Data records:
*****

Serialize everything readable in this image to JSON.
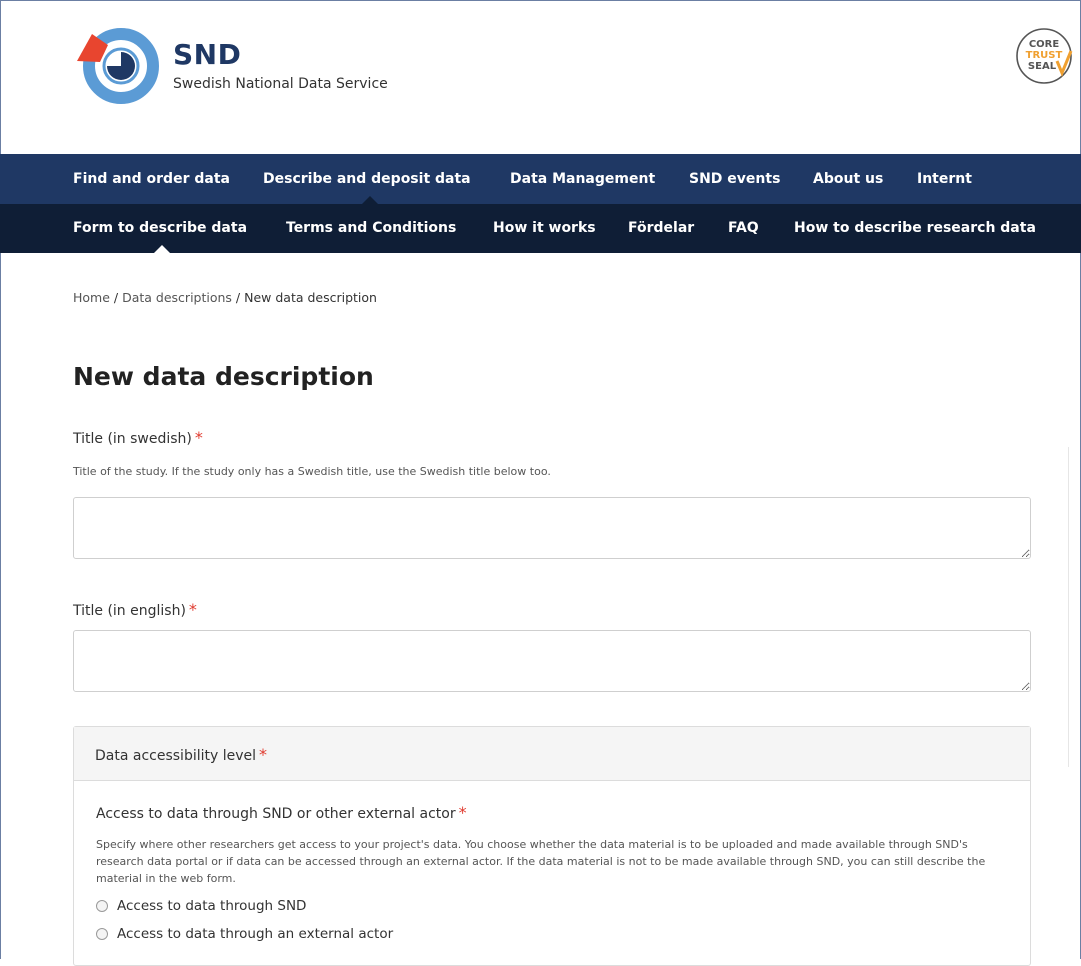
{
  "brand": {
    "name": "SND",
    "subtitle": "Swedish National Data Service",
    "seal": [
      "CORE",
      "TRUST",
      "SEAL"
    ]
  },
  "nav": {
    "primary": [
      {
        "label": "Find and order data",
        "active": false
      },
      {
        "label": "Describe and deposit data",
        "active": true
      },
      {
        "label": "Data Management",
        "active": false
      },
      {
        "label": "SND events",
        "active": false
      },
      {
        "label": "About us",
        "active": false
      },
      {
        "label": "Internt",
        "active": false
      }
    ],
    "secondary": [
      {
        "label": "Form to describe data",
        "active": true
      },
      {
        "label": "Terms and Conditions",
        "active": false
      },
      {
        "label": "How it works",
        "active": false
      },
      {
        "label": "Fördelar",
        "active": false
      },
      {
        "label": "FAQ",
        "active": false
      },
      {
        "label": "How to describe research data",
        "active": false
      }
    ]
  },
  "breadcrumb": {
    "home": "Home",
    "sep": " / ",
    "descriptions": "Data descriptions",
    "current": "New data description"
  },
  "page": {
    "title": "New data description"
  },
  "form": {
    "required_marker": "*",
    "title_sv": {
      "label": "Title (in swedish)",
      "help": "Title of the study. If the study only has a Swedish title, use the Swedish title below too.",
      "value": ""
    },
    "title_en": {
      "label": "Title (in english)",
      "value": ""
    },
    "accessibility": {
      "panel_title": "Data accessibility level",
      "question": "Access to data through SND or other external actor",
      "help": "Specify where other researchers get access to your project's data. You choose whether the data material is to be uploaded and made available through SND's research data portal or if data can be accessed through an external actor. If the data material is not to be made available through SND, you can still describe the material in the web form.",
      "options": [
        {
          "label": "Access to data through SND",
          "selected": false
        },
        {
          "label": "Access to data through an external actor",
          "selected": false
        }
      ]
    }
  },
  "colors": {
    "nav_primary": "#1f3864",
    "nav_secondary": "#0f1e36",
    "required": "#e03a2e",
    "logo_blue": "#5b9bd5",
    "logo_red": "#e8452f",
    "logo_navy": "#1f3864",
    "seal_orange": "#f0a030"
  }
}
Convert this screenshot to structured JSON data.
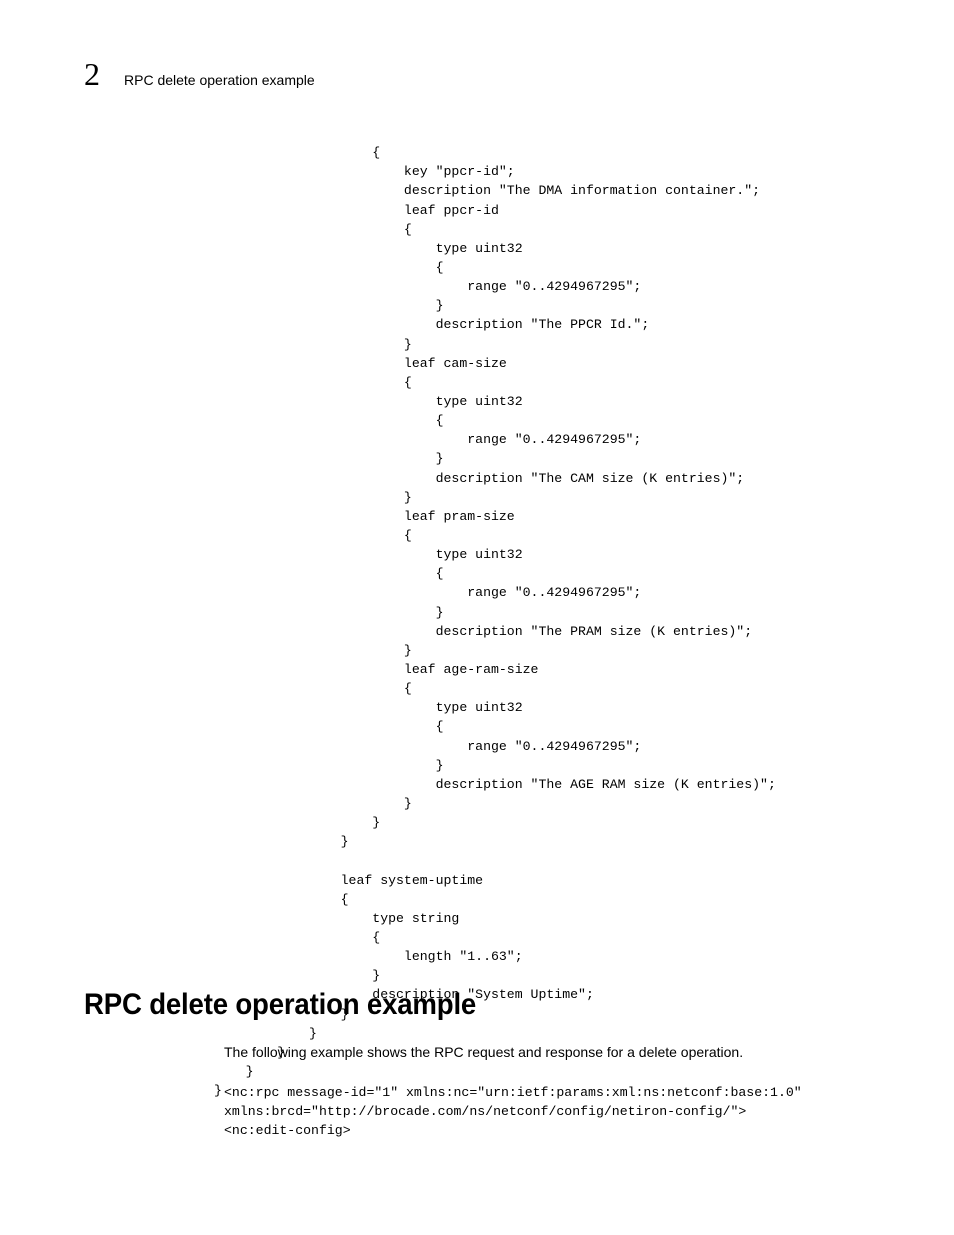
{
  "header": {
    "chapter_number": "2",
    "running_head": "RPC delete operation example"
  },
  "code_block_1": "                    {\n                        key \"ppcr-id\";\n                        description \"The DMA information container.\";\n                        leaf ppcr-id\n                        {\n                            type uint32\n                            {\n                                range \"0..4294967295\";\n                            }\n                            description \"The PPCR Id.\";\n                        }\n                        leaf cam-size\n                        {\n                            type uint32\n                            {\n                                range \"0..4294967295\";\n                            }\n                            description \"The CAM size (K entries)\";\n                        }\n                        leaf pram-size\n                        {\n                            type uint32\n                            {\n                                range \"0..4294967295\";\n                            }\n                            description \"The PRAM size (K entries)\";\n                        }\n                        leaf age-ram-size\n                        {\n                            type uint32\n                            {\n                                range \"0..4294967295\";\n                            }\n                            description \"The AGE RAM size (K entries)\";\n                        }\n                    }\n                }\n\n                leaf system-uptime\n                {\n                    type string\n                    {\n                        length \"1..63\";\n                    }\n                    description \"System Uptime\";\n                }\n            }\n        }\n    }\n}",
  "heading": "RPC delete operation example",
  "body_paragraph": "The following example shows the RPC request and response for a delete operation.",
  "code_block_2": "<nc:rpc message-id=\"1\" xmlns:nc=\"urn:ietf:params:xml:ns:netconf:base:1.0\" \nxmlns:brcd=\"http://brocade.com/ns/netconf/config/netiron-config/\">\n<nc:edit-config>"
}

*****

#### WORK INSTRUCTIONS:
Skip every picture and transcribe the data above exactly.

#### EXERCISE RESPONSE:
Serialize everything readable in this image to JSON.
{
  "brand": {
    "name": "SND",
    "subtitle": "Swedish National Data Service",
    "seal": [
      "CORE",
      "TRUST",
      "SEAL"
    ]
  },
  "nav": {
    "primary": [
      {
        "label": "Find and order data",
        "active": false
      },
      {
        "label": "Describe and deposit data",
        "active": true
      },
      {
        "label": "Data Management",
        "active": false
      },
      {
        "label": "SND events",
        "active": false
      },
      {
        "label": "About us",
        "active": false
      },
      {
        "label": "Internt",
        "active": false
      }
    ],
    "secondary": [
      {
        "label": "Form to describe data",
        "active": true
      },
      {
        "label": "Terms and Conditions",
        "active": false
      },
      {
        "label": "How it works",
        "active": false
      },
      {
        "label": "Fördelar",
        "active": false
      },
      {
        "label": "FAQ",
        "active": false
      },
      {
        "label": "How to describe research data",
        "active": false
      }
    ]
  },
  "breadcrumb": {
    "home": "Home",
    "sep": " / ",
    "descriptions": "Data descriptions",
    "current": "New data description"
  },
  "page": {
    "title": "New data description"
  },
  "form": {
    "required_marker": "*",
    "title_sv": {
      "label": "Title (in swedish)",
      "help": "Title of the study. If the study only has a Swedish title, use the Swedish title below too.",
      "value": ""
    },
    "title_en": {
      "label": "Title (in english)",
      "value": ""
    },
    "accessibility": {
      "panel_title": "Data accessibility level",
      "question": "Access to data through SND or other external actor",
      "help": "Specify where other researchers get access to your project's data. You choose whether the data material is to be uploaded and made available through SND's research data portal or if data can be accessed through an external actor. If the data material is not to be made available through SND, you can still describe the material in the web form.",
      "options": [
        {
          "label": "Access to data through SND",
          "selected": false
        },
        {
          "label": "Access to data through an external actor",
          "selected": false
        }
      ]
    }
  },
  "colors": {
    "nav_primary": "#1f3864",
    "nav_secondary": "#0f1e36",
    "required": "#e03a2e",
    "logo_blue": "#5b9bd5",
    "logo_red": "#e8452f",
    "logo_navy": "#1f3864",
    "seal_orange": "#f0a030"
  }
}
Convert this screenshot to structured JSON data.
{
  "header": {
    "chapter_number": "2",
    "running_head": "RPC delete operation example"
  },
  "code_block_1": "                    {\n                        key \"ppcr-id\";\n                        description \"The DMA information container.\";\n                        leaf ppcr-id\n                        {\n                            type uint32\n                            {\n                                range \"0..4294967295\";\n                            }\n                            description \"The PPCR Id.\";\n                        }\n                        leaf cam-size\n                        {\n                            type uint32\n                            {\n                                range \"0..4294967295\";\n                            }\n                            description \"The CAM size (K entries)\";\n                        }\n                        leaf pram-size\n                        {\n                            type uint32\n                            {\n                                range \"0..4294967295\";\n                            }\n                            description \"The PRAM size (K entries)\";\n                        }\n                        leaf age-ram-size\n                        {\n                            type uint32\n                            {\n                                range \"0..4294967295\";\n                            }\n                            description \"The AGE RAM size (K entries)\";\n                        }\n                    }\n                }\n\n                leaf system-uptime\n                {\n                    type string\n                    {\n                        length \"1..63\";\n                    }\n                    description \"System Uptime\";\n                }\n            }\n        }\n    }\n}",
  "heading": "RPC delete operation example",
  "body_paragraph": "The following example shows the RPC request and response for a delete operation.",
  "code_block_2": "<nc:rpc message-id=\"1\" xmlns:nc=\"urn:ietf:params:xml:ns:netconf:base:1.0\" \nxmlns:brcd=\"http://brocade.com/ns/netconf/config/netiron-config/\">\n<nc:edit-config>"
}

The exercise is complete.